EXERCISE AIM:
Reproduce only this part of the listing: the line with "What does this", plus every line after it through the last.

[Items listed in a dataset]

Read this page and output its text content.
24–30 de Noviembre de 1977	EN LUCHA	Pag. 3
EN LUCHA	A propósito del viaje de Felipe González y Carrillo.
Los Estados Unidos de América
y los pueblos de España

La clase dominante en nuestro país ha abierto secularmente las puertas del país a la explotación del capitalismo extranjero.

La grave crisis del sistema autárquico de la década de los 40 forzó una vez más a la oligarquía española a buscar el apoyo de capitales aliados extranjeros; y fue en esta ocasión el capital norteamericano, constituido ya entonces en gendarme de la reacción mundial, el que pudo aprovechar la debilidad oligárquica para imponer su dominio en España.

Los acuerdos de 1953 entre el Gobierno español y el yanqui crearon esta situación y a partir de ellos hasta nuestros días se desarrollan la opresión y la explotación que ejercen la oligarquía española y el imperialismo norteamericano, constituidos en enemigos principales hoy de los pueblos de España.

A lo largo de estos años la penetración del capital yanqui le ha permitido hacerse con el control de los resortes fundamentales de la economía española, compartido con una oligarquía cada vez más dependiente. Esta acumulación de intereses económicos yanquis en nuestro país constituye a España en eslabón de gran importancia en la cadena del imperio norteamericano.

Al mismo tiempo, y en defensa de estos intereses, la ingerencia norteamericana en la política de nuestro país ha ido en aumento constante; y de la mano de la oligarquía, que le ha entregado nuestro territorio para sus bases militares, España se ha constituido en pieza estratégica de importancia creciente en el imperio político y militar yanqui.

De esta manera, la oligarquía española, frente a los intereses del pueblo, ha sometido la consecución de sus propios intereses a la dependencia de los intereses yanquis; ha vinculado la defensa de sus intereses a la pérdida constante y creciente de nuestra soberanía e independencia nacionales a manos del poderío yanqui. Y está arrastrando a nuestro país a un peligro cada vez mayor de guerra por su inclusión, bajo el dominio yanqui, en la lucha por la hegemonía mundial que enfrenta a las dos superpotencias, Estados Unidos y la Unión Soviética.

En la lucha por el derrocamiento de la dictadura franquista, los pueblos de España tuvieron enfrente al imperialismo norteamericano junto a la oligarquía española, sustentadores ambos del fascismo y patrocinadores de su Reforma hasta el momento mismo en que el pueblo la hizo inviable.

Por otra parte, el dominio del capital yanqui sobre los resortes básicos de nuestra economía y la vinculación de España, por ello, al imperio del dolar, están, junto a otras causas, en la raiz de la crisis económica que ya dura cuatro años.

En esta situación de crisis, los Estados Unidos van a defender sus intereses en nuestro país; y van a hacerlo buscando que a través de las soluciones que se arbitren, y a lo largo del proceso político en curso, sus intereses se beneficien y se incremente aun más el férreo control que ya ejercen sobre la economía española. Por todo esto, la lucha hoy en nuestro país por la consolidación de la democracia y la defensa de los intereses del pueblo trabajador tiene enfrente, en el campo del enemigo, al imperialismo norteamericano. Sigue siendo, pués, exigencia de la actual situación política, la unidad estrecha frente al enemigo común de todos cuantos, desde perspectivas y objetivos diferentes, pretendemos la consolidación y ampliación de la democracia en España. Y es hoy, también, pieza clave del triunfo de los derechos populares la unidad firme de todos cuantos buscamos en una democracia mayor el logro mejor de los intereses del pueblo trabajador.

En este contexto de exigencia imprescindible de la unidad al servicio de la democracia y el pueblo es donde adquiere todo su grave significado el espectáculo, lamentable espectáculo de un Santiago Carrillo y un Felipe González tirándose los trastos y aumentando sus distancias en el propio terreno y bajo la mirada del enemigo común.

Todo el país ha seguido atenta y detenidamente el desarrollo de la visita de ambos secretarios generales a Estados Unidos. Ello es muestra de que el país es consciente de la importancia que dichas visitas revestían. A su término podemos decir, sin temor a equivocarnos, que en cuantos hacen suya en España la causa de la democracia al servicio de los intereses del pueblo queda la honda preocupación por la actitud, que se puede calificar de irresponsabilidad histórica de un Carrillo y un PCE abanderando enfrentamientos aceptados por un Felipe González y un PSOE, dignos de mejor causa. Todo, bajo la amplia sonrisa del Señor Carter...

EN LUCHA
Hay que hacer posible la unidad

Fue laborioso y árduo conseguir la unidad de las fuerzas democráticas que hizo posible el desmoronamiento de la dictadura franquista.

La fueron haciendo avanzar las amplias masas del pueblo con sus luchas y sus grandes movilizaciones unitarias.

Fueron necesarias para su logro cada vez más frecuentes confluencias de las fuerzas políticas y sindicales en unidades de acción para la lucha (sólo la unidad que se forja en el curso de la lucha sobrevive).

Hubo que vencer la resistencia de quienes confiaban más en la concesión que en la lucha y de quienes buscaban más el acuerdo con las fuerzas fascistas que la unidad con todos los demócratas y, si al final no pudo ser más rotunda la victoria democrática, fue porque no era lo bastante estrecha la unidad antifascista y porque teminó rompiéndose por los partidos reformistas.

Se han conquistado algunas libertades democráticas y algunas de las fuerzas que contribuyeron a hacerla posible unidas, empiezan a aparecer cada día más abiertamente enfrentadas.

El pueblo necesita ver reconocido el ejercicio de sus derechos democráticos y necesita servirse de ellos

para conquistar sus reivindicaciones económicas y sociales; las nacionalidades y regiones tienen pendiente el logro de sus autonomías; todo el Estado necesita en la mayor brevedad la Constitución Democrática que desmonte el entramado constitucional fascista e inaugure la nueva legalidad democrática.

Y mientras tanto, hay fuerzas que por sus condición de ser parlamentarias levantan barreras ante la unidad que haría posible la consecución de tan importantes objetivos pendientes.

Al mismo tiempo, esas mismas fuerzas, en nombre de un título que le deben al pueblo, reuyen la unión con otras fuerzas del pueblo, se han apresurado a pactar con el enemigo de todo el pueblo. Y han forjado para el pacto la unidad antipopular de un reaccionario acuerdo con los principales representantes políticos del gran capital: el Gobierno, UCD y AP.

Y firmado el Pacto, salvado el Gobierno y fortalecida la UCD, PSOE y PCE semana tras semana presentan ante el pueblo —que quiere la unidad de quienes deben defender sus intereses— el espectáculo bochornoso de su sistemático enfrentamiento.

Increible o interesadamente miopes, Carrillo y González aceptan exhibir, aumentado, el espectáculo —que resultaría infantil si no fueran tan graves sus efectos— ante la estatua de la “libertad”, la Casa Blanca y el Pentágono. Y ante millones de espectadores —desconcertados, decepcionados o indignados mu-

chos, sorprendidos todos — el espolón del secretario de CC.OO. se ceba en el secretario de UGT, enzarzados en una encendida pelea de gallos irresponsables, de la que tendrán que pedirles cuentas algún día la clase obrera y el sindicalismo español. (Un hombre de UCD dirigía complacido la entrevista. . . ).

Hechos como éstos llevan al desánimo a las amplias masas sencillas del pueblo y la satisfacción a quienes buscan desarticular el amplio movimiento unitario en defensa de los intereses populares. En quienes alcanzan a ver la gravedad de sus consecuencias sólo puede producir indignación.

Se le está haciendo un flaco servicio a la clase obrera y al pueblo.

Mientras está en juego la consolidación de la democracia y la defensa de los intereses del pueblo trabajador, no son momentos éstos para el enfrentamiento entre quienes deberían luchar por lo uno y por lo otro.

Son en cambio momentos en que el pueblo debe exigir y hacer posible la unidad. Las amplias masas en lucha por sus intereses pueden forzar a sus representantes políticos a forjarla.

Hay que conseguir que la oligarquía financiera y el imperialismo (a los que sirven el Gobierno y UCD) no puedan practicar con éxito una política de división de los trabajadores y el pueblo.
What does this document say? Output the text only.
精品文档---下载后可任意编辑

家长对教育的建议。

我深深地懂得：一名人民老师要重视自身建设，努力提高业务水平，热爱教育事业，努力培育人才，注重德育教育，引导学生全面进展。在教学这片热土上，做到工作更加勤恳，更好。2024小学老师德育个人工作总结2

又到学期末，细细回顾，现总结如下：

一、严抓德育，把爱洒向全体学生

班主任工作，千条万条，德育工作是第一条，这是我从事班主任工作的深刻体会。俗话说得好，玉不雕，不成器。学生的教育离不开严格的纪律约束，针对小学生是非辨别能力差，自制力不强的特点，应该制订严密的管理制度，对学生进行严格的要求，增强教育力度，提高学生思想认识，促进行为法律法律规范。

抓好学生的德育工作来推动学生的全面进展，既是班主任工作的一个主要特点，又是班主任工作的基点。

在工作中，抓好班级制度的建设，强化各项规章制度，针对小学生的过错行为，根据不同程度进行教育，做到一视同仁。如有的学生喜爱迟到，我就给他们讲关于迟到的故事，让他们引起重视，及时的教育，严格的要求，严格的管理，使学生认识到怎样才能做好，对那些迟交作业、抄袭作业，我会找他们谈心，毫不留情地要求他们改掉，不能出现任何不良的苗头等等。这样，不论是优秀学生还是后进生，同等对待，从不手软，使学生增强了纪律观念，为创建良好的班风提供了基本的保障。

RESULT FOR THIS TASK:
What does this document say? Output the text only.
精品文档---下载后可任意编辑

家长对教育的建议。

我深深地懂得：一名人民老师要重视自身建设，努力提高业务水平，热爱教育事业，努力培育人才，注重德育教育，引导学生全面进展。在教学这片热土上，做到工作更加勤恳，更好。2024小学老师德育个人工作总结2

又到学期末，细细回顾，现总结如下：

一、严抓德育，把爱洒向全体学生

班主任工作，千条万条，德育工作是第一条，这是我从事班主任工作的深刻体会。俗话说得好，玉不雕，不成器。学生的教育离不开严格的纪律约束，针对小学生是非辨别能力差，自制力不强的特点，应该制订严密的管理制度，对学生进行严格的要求，增强教育力度，提高学生思想认识，促进行为法律法律规范。

抓好学生的德育工作来推动学生的全面进展，既是班主任工作的一个主要特点，又是班主任工作的基点。

在工作中，抓好班级制度的建设，强化各项规章制度，针对小学生的过错行为，根据不同程度进行教育，做到一视同仁。如有的学生喜爱迟到，我就给他们讲关于迟到的故事，让他们引起重视，及时的教育，严格的要求，严格的管理，使学生认识到怎样才能做好，对那些迟交作业、抄袭作业，我会找他们谈心，毫不留情地要求他们改掉，不能出现任何不良的苗头等等。这样，不论是优秀学生还是后进生，同等对待，从不手软，使学生增强了纪律观念，为创建良好的班风提供了基本的保障。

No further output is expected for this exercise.